# START OF Provided information

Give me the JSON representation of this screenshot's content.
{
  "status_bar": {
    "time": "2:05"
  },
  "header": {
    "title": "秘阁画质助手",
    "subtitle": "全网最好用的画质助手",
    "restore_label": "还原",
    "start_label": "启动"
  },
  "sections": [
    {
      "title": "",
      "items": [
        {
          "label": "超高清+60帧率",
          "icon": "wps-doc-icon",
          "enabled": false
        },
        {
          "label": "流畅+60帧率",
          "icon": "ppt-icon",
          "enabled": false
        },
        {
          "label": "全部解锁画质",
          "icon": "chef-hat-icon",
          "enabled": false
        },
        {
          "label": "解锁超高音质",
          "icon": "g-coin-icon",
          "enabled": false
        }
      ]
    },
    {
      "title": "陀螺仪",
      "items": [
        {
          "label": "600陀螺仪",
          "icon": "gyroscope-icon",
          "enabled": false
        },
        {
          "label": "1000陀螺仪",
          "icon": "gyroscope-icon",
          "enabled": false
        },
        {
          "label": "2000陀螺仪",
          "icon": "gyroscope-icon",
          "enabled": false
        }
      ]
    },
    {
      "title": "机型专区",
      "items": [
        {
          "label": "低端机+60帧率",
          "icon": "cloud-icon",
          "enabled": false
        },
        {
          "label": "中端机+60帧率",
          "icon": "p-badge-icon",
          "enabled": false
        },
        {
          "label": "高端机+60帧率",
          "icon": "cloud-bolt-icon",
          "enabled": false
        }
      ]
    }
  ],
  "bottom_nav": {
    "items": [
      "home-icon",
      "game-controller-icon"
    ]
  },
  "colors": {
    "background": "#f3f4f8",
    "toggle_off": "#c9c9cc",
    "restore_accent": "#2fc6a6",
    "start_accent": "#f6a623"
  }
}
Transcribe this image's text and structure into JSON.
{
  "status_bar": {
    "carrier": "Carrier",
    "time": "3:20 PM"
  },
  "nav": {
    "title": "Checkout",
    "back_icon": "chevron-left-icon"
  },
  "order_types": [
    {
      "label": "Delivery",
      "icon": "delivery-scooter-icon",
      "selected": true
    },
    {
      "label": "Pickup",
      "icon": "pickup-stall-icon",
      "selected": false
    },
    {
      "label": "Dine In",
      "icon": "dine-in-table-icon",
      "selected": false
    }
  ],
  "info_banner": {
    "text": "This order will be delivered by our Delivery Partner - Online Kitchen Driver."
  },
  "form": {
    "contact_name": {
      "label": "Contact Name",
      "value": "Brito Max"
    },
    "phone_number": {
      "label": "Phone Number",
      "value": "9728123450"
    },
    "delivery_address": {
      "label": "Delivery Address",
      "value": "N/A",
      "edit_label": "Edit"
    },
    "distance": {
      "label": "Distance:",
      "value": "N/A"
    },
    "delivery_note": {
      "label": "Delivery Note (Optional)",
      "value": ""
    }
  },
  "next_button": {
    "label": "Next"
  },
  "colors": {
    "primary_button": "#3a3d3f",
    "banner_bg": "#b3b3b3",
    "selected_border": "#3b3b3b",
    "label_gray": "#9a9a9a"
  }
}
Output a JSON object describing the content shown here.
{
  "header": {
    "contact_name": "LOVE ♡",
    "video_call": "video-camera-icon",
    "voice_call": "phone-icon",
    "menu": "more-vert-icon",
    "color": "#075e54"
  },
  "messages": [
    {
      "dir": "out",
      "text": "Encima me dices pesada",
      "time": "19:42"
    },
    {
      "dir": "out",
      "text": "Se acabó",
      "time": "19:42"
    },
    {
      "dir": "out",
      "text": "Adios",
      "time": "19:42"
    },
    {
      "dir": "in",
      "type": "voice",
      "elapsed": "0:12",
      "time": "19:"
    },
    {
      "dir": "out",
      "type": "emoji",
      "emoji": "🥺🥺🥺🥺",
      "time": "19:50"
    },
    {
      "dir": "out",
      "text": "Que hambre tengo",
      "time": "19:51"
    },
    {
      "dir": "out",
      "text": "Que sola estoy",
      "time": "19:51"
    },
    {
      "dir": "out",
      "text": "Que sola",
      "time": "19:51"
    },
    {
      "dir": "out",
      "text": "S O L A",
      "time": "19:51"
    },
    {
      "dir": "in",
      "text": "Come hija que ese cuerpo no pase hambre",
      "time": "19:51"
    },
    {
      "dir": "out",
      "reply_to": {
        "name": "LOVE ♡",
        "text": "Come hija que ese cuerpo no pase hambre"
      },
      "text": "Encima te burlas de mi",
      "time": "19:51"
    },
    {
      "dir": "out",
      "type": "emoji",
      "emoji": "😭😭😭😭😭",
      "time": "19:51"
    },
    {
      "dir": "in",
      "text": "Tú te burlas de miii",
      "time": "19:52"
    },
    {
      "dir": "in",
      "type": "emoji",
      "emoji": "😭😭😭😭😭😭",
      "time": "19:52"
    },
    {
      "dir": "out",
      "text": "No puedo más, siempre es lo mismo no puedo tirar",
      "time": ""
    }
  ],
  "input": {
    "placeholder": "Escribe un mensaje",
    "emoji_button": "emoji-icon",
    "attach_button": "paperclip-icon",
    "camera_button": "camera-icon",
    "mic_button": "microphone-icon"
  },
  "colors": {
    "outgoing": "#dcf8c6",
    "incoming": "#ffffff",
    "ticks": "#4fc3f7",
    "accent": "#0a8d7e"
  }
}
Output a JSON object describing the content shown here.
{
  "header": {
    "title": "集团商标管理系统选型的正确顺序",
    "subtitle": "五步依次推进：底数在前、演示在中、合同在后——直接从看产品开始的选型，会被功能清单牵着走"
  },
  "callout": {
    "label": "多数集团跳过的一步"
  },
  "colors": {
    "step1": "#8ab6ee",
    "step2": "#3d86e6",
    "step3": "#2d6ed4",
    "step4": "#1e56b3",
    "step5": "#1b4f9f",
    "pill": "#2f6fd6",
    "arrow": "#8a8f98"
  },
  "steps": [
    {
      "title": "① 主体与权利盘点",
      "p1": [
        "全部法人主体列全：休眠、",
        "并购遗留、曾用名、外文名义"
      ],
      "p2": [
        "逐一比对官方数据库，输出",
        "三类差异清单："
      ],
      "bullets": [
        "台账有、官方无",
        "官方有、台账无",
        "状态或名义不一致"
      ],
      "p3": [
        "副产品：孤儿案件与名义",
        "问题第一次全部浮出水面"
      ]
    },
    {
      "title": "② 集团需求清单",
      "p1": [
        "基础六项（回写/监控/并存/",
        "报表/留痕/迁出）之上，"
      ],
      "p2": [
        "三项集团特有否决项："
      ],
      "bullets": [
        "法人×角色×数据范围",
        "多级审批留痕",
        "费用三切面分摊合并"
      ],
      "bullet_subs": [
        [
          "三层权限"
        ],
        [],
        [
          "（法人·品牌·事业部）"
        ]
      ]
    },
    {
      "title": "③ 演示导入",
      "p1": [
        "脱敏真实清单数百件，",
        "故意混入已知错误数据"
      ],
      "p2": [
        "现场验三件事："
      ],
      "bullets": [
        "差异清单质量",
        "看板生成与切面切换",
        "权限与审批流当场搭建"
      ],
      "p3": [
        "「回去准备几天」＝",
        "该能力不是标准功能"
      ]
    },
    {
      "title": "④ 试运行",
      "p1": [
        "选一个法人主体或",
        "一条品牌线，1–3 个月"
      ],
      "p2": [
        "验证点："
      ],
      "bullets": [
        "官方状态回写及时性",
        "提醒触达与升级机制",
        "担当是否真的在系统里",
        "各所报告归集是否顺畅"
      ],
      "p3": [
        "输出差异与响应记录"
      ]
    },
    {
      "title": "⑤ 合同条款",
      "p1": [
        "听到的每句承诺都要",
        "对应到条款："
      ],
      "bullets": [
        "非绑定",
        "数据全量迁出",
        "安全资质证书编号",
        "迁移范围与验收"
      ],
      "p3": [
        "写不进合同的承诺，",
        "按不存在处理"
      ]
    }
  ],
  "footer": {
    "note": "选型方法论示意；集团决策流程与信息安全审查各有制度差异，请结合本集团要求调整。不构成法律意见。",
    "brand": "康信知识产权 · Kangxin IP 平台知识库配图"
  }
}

# END OF Provided information

What to work on
Determine the number of lines in the records that include the string "hija", and respond with that number only.

Result of this task
2